Search the records below for the word "legal". Pull out each line that has it.

### MATERIAL TO PROCESS
-- start --

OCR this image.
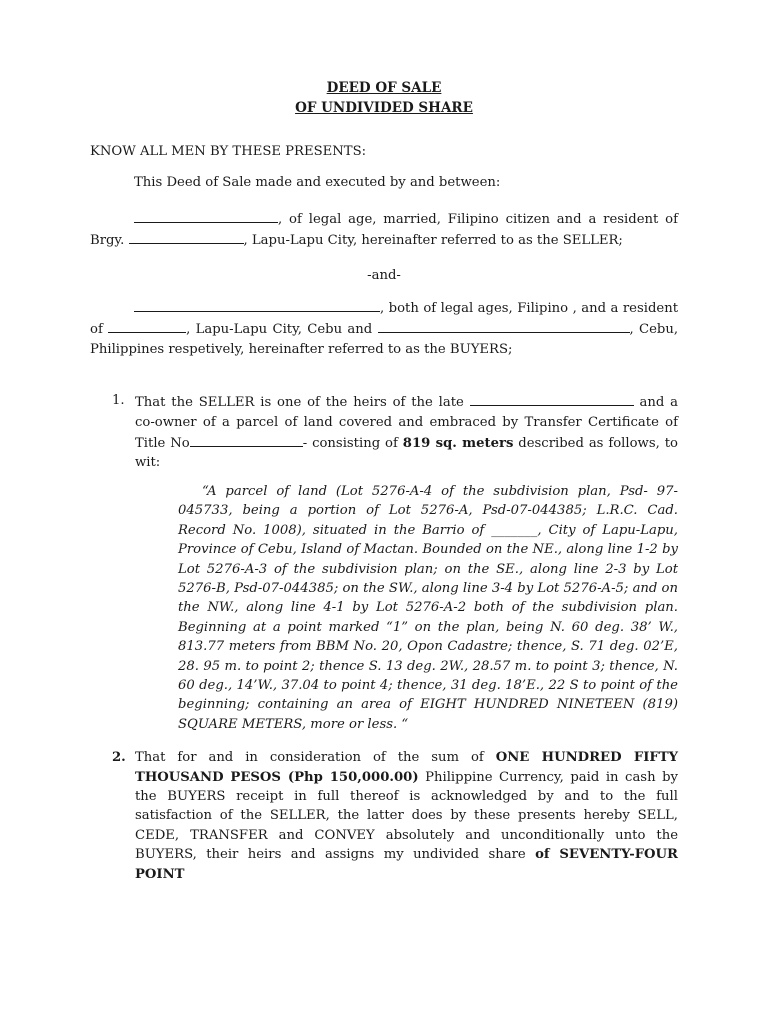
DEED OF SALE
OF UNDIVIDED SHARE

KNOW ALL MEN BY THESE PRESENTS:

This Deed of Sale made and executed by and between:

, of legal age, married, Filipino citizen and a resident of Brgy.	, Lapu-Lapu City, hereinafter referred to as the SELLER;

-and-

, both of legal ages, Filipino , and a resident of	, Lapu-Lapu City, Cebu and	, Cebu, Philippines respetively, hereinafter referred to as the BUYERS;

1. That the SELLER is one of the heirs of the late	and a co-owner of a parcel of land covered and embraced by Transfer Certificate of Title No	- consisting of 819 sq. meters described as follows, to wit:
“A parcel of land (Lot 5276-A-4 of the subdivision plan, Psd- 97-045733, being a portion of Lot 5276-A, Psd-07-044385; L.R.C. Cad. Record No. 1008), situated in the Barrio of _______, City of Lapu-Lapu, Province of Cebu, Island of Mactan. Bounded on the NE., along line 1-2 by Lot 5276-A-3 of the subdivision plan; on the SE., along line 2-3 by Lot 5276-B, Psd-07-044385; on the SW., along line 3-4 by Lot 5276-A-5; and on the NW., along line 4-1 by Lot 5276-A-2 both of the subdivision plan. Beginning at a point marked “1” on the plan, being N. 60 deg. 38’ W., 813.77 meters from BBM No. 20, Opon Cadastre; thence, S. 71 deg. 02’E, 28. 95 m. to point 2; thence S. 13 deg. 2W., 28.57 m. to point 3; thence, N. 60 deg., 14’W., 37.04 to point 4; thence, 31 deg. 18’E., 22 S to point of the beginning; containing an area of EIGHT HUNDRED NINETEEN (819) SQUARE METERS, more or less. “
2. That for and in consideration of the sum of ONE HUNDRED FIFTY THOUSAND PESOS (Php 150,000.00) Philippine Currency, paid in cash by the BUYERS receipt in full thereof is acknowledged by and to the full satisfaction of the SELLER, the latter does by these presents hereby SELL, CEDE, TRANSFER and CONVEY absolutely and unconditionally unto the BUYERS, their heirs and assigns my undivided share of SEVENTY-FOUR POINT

-- end --

### ANSWER TO THIS PROBLEM
, of legal age, married, Filipino citizen and a resident of Brgy.	, Lapu-Lapu City, hereinafter referred to as the SELLER;
, both of legal ages, Filipino , and a resident of	, Lapu-Lapu City, Cebu and	, Cebu, Philippines respetively, hereinafter referred to as the BUYERS;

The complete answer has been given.